### Dataset rows
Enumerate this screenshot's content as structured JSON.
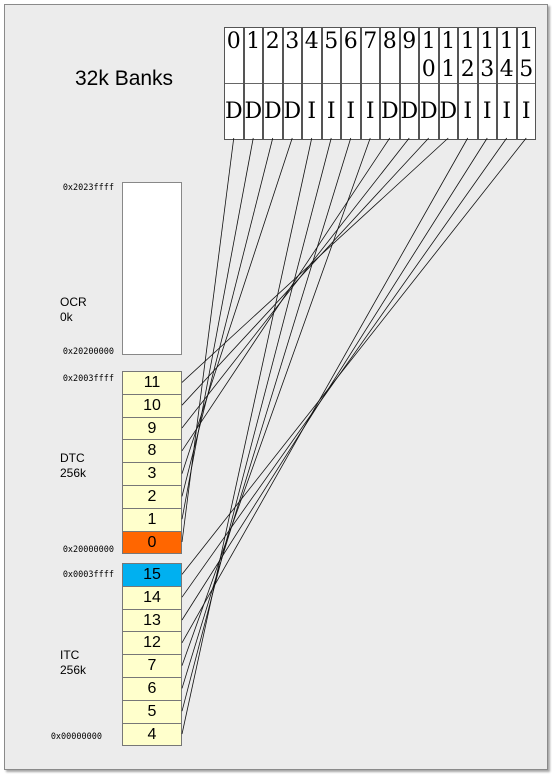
{
  "title": "32k Banks",
  "banks": [
    {
      "id": "0",
      "type": "D"
    },
    {
      "id": "1",
      "type": "D"
    },
    {
      "id": "2",
      "type": "D"
    },
    {
      "id": "3",
      "type": "D"
    },
    {
      "id": "4",
      "type": "I"
    },
    {
      "id": "5",
      "type": "I"
    },
    {
      "id": "6",
      "type": "I"
    },
    {
      "id": "7",
      "type": "I"
    },
    {
      "id": "8",
      "type": "D"
    },
    {
      "id": "9",
      "type": "D"
    },
    {
      "id": "10",
      "type": "D"
    },
    {
      "id": "11",
      "type": "D"
    },
    {
      "id": "12",
      "type": "I"
    },
    {
      "id": "13",
      "type": "I"
    },
    {
      "id": "14",
      "type": "I"
    },
    {
      "id": "15",
      "type": "I"
    }
  ],
  "ocr": {
    "name": "OCR",
    "size": "0k",
    "addr_top": "0x2023ffff",
    "addr_bottom": "0x20200000"
  },
  "dtc": {
    "name": "DTC",
    "size": "256k",
    "addr_top": "0x2003ffff",
    "addr_bottom": "0x20000000",
    "slots": [
      "11",
      "10",
      "9",
      "8",
      "3",
      "2",
      "1",
      "0"
    ]
  },
  "itc": {
    "name": "ITC",
    "size": "256k",
    "addr_top": "0x0003ffff",
    "addr_bottom": "0x00000000",
    "slots": [
      "15",
      "14",
      "13",
      "12",
      "7",
      "6",
      "5",
      "4"
    ]
  },
  "colors": {
    "slot_fill": "#ffffcc",
    "dtc_highlight": "#ff6600",
    "itc_highlight": "#00b0f0",
    "ocr_fill": "#ffffff",
    "background": "#ececec"
  }
}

### Do this
Repeat the listing verbatim. Skip the pictures.

### The result
Enumerate this screenshot's content as structured JSON.
{
  "title": "32k Banks",
  "banks": [
    {
      "id": "0",
      "type": "D"
    },
    {
      "id": "1",
      "type": "D"
    },
    {
      "id": "2",
      "type": "D"
    },
    {
      "id": "3",
      "type": "D"
    },
    {
      "id": "4",
      "type": "I"
    },
    {
      "id": "5",
      "type": "I"
    },
    {
      "id": "6",
      "type": "I"
    },
    {
      "id": "7",
      "type": "I"
    },
    {
      "id": "8",
      "type": "D"
    },
    {
      "id": "9",
      "type": "D"
    },
    {
      "id": "10",
      "type": "D"
    },
    {
      "id": "11",
      "type": "D"
    },
    {
      "id": "12",
      "type": "I"
    },
    {
      "id": "13",
      "type": "I"
    },
    {
      "id": "14",
      "type": "I"
    },
    {
      "id": "15",
      "type": "I"
    }
  ],
  "ocr": {
    "name": "OCR",
    "size": "0k",
    "addr_top": "0x2023ffff",
    "addr_bottom": "0x20200000"
  },
  "dtc": {
    "name": "DTC",
    "size": "256k",
    "addr_top": "0x2003ffff",
    "addr_bottom": "0x20000000",
    "slots": [
      "11",
      "10",
      "9",
      "8",
      "3",
      "2",
      "1",
      "0"
    ]
  },
  "itc": {
    "name": "ITC",
    "size": "256k",
    "addr_top": "0x0003ffff",
    "addr_bottom": "0x00000000",
    "slots": [
      "15",
      "14",
      "13",
      "12",
      "7",
      "6",
      "5",
      "4"
    ]
  },
  "colors": {
    "slot_fill": "#ffffcc",
    "dtc_highlight": "#ff6600",
    "itc_highlight": "#00b0f0",
    "ocr_fill": "#ffffff",
    "background": "#ececec"
  }
}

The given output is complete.